→ **Source passage**
☆ ☆ ☆ ☆ ☆ ☆ ☆

Investing during troubled times
Or any other times
I often like to think about investing not as a one-time decision, but as a habit that quietly runs in the background of an entire working life. Most of us don’t start with large amounts of money. Early in a career, investing might mean setting aside a few hundred dollars each month—almost as an afterthought while managing rent, bills, and daily expenses. But what happens if that small, consistent action continues for 30 years?
Also as I reflect on my person life, my investing style have been quite unconventional in the beginning. I started early, and early on through my midlife traded almost anything that was available to trade digitally. I started in currency, then stock, options, bonds, real estate, and then mostly settled in futures. As I gotten older, my needs and desires became simpler and smaller. After my kids are born I have traded less, and only occasionally. Mostly I manage my portfolio, and most of the times I do absolutely nothing!
S&P500 yearly return for the last 30 years above.

☆ ☆ ☆ ☆ ☆ ☆ ☆

→ **Data for analysis**

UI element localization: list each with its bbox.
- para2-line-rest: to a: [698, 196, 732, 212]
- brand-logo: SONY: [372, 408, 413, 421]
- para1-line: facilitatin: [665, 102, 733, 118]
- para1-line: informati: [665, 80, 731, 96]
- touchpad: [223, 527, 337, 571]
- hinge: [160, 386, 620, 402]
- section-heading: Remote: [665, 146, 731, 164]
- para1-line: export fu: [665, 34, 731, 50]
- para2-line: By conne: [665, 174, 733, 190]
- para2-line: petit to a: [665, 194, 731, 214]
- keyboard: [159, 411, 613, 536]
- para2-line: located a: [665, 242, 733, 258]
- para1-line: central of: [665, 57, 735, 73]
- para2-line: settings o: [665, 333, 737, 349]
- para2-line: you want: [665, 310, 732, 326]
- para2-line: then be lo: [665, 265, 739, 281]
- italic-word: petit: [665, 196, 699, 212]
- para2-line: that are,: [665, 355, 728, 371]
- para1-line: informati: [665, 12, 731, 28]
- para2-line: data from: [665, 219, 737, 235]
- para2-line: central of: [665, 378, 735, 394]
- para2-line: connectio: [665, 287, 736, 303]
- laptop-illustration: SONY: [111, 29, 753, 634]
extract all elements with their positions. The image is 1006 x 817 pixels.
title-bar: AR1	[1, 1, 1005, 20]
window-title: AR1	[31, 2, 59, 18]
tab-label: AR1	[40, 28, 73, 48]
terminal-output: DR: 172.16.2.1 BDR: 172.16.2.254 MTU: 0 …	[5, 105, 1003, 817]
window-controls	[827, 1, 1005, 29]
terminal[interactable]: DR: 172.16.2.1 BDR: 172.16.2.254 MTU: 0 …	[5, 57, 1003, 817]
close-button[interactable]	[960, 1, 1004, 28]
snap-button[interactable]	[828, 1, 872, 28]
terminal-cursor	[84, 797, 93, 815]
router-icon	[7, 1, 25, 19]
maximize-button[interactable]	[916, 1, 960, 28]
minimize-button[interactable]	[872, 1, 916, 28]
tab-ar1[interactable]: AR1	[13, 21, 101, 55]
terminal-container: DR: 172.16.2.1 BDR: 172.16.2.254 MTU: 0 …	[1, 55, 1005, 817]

☆ ☆ ☆ ☆ ☆ ☆ ☆

→ **The task**
In the passage on investing during troubled times, which market did the writer mostly settle in after trading currency, stock, options, bonds, and real estate?

→ **Written solution**
Futures.